== GIVEN TASK ==
Each line of the material below that holds the word "kimeneti" needs to be copied.

== INPUT DATA ==
--------
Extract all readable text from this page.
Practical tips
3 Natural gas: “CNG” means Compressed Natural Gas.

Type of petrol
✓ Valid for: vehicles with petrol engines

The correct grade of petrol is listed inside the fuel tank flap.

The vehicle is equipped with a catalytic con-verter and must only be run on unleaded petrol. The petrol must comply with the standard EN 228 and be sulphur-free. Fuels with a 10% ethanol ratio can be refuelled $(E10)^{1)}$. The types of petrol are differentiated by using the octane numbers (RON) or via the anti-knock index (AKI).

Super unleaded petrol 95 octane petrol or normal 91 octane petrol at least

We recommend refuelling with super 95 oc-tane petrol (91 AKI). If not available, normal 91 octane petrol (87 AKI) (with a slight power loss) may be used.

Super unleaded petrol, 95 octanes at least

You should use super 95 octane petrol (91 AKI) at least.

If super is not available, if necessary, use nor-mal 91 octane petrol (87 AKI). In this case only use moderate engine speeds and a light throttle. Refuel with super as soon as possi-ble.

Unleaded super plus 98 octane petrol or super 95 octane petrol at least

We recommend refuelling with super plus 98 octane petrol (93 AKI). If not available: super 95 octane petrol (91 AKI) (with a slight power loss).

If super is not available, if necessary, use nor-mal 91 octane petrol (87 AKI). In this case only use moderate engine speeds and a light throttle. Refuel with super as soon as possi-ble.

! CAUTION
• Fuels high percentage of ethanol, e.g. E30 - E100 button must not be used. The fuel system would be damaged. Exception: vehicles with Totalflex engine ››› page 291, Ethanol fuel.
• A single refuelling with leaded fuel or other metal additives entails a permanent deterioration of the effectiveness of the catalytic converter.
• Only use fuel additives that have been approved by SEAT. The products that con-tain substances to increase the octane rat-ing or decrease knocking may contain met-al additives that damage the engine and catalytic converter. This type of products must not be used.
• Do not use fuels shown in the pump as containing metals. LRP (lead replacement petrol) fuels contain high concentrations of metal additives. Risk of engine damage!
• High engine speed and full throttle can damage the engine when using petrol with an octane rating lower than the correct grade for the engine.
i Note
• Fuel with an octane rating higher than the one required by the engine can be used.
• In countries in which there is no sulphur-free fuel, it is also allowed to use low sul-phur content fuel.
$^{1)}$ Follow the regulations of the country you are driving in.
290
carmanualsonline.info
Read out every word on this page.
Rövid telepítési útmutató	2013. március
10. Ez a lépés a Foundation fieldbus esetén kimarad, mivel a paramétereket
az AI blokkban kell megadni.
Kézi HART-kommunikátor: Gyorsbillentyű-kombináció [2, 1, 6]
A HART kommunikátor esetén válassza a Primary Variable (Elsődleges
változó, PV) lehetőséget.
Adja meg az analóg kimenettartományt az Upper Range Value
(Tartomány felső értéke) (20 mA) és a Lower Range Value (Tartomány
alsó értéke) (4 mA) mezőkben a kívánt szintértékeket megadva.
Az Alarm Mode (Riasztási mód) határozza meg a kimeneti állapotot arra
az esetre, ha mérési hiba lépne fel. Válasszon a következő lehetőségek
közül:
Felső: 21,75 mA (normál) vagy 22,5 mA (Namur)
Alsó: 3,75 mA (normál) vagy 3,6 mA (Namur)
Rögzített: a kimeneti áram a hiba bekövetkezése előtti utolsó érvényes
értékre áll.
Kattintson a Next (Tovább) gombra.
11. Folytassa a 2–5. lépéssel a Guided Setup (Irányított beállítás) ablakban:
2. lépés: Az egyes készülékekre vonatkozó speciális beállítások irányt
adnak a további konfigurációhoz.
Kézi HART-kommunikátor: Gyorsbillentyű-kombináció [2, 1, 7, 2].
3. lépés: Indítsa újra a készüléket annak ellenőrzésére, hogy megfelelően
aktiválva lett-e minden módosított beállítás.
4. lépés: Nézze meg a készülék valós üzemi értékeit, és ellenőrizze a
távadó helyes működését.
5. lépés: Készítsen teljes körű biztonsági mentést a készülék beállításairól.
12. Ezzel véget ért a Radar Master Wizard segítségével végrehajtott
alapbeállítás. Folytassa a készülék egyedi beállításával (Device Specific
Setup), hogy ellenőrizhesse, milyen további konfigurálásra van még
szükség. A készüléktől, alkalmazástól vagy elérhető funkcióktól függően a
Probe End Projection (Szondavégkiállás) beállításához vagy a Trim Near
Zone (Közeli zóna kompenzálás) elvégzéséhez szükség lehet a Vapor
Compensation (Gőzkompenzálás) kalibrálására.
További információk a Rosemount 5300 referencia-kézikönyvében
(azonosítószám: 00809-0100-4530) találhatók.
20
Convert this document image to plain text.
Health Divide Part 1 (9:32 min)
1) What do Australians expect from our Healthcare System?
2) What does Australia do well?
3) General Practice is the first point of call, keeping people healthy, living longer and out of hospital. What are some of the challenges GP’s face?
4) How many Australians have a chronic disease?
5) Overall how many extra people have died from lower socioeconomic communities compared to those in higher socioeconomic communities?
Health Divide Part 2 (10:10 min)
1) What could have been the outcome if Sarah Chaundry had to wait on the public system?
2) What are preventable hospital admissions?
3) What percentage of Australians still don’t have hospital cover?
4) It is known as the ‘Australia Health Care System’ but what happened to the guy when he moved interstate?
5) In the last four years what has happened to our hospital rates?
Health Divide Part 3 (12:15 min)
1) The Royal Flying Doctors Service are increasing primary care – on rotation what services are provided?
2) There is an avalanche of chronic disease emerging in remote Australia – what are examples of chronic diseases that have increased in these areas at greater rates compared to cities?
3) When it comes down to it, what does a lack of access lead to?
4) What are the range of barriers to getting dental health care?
--------
== TASK SOLUTION ==
Az Alarm Mode (Riasztási mód) határozza meg a kimeneti állapotot arra
Rögzített: a kimeneti áram a hiba bekövetkezése előtti utolsó érvényes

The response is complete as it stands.